Structured figure records

↓

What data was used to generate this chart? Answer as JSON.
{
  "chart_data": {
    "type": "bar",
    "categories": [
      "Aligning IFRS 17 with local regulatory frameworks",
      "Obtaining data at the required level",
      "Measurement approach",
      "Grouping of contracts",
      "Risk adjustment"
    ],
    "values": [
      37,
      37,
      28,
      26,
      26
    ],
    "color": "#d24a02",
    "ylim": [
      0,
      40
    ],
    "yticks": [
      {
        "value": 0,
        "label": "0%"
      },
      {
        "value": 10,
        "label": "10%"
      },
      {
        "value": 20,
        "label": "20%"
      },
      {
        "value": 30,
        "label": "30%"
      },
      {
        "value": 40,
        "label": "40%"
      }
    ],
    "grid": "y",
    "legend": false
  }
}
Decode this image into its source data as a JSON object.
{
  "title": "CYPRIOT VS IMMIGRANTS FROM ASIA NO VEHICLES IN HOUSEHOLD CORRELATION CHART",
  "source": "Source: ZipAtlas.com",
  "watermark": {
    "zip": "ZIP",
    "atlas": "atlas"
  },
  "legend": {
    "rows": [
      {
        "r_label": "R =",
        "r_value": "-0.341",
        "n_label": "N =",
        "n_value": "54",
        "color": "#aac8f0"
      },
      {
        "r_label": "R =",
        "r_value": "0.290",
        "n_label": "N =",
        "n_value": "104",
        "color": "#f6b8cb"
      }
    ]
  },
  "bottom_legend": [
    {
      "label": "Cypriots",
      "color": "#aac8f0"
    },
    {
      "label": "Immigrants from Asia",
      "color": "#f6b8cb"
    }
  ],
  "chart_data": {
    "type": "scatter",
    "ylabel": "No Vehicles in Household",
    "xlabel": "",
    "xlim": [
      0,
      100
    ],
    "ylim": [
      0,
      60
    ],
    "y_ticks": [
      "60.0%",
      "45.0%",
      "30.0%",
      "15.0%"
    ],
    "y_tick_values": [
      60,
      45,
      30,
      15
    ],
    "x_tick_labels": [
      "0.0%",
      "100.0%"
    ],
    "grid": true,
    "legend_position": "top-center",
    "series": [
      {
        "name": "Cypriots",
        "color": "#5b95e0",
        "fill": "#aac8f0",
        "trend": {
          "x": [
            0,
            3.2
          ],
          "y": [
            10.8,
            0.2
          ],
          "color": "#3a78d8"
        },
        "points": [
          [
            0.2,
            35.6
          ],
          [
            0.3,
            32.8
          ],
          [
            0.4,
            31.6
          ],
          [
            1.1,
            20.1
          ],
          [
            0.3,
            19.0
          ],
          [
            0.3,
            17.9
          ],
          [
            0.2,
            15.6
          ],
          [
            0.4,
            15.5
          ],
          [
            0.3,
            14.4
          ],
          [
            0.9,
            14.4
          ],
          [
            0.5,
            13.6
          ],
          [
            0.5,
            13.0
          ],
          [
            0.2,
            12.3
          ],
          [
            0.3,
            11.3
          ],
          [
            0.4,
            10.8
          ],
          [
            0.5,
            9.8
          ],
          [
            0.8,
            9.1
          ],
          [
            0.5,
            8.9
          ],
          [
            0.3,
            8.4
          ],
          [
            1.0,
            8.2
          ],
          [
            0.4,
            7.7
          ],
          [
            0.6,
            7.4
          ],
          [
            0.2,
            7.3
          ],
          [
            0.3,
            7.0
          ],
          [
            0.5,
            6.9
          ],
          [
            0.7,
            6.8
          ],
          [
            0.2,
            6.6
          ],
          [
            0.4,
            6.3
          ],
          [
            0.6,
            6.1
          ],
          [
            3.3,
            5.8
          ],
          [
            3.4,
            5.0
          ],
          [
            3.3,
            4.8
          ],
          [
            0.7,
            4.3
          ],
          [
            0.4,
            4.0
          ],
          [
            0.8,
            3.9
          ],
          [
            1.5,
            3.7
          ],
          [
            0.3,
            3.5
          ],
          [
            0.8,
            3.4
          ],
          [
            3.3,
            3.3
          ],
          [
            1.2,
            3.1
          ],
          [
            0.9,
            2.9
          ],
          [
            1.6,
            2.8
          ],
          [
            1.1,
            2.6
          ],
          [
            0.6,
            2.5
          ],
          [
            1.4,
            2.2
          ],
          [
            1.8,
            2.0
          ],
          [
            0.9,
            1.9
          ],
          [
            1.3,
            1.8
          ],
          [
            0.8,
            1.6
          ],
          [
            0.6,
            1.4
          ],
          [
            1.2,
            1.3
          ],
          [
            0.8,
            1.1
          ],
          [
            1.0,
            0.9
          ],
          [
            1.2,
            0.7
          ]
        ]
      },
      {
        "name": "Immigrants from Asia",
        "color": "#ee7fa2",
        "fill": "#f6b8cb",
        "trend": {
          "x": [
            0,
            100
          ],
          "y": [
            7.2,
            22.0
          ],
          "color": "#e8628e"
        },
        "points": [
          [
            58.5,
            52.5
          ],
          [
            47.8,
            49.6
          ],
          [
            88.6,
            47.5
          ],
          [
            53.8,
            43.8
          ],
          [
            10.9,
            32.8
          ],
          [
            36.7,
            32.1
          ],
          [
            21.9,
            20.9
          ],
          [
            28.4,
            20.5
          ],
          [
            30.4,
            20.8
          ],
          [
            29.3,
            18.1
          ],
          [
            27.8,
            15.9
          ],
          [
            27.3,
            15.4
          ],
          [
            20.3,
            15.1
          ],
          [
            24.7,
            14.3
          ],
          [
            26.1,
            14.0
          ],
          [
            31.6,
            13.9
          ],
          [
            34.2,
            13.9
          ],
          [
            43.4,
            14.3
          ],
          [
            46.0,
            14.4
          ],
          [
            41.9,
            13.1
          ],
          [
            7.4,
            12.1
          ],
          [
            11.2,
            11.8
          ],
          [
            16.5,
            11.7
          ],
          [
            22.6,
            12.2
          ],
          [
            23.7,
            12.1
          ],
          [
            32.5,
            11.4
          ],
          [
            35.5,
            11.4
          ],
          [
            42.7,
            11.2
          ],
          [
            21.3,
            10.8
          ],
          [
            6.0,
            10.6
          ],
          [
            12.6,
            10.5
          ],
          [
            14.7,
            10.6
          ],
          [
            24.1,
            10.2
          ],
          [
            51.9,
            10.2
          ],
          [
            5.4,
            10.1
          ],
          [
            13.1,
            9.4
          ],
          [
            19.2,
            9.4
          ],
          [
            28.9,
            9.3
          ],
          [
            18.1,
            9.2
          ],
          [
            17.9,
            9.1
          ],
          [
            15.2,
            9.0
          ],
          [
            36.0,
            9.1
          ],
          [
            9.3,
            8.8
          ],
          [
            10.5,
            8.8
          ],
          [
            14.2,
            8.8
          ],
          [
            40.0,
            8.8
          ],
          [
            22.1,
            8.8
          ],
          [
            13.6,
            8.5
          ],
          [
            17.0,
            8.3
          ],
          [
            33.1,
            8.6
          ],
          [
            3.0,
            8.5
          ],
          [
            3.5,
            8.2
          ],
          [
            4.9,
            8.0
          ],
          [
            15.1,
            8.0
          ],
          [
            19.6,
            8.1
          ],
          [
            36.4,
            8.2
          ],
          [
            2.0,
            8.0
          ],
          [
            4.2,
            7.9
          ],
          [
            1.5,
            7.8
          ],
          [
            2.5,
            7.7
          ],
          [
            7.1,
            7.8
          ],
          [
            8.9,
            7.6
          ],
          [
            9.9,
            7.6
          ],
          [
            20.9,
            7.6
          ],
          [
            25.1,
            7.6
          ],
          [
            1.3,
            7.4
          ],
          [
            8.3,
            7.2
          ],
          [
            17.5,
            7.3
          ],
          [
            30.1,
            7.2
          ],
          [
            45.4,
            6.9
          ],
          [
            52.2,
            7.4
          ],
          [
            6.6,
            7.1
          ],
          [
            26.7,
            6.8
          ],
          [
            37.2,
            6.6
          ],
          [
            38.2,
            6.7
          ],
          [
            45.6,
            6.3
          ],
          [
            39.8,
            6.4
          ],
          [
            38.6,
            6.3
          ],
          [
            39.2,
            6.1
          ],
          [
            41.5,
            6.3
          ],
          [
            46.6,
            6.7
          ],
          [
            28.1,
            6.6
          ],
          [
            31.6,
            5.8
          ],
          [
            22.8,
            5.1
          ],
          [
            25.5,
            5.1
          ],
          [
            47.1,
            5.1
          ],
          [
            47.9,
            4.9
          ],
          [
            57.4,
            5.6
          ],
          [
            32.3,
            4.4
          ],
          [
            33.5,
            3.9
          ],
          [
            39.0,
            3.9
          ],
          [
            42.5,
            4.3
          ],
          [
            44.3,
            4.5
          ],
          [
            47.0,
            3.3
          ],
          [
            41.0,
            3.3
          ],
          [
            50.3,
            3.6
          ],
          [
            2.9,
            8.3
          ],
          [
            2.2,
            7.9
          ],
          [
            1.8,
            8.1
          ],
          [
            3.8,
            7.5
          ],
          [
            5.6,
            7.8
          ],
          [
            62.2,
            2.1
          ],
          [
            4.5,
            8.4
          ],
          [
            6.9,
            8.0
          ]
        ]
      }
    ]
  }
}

↑

Using the listing above, return all lines where the word "color" occurs.

Exercise response:
    "color": "#d24a02",
        "color": "#aac8f0"
        "color": "#f6b8cb"
      "color": "#aac8f0"
      "color": "#f6b8cb"
        "color": "#5b95e0",
          "color": "#3a78d8"
        "color": "#ee7fa2",
          "color": "#e8628e"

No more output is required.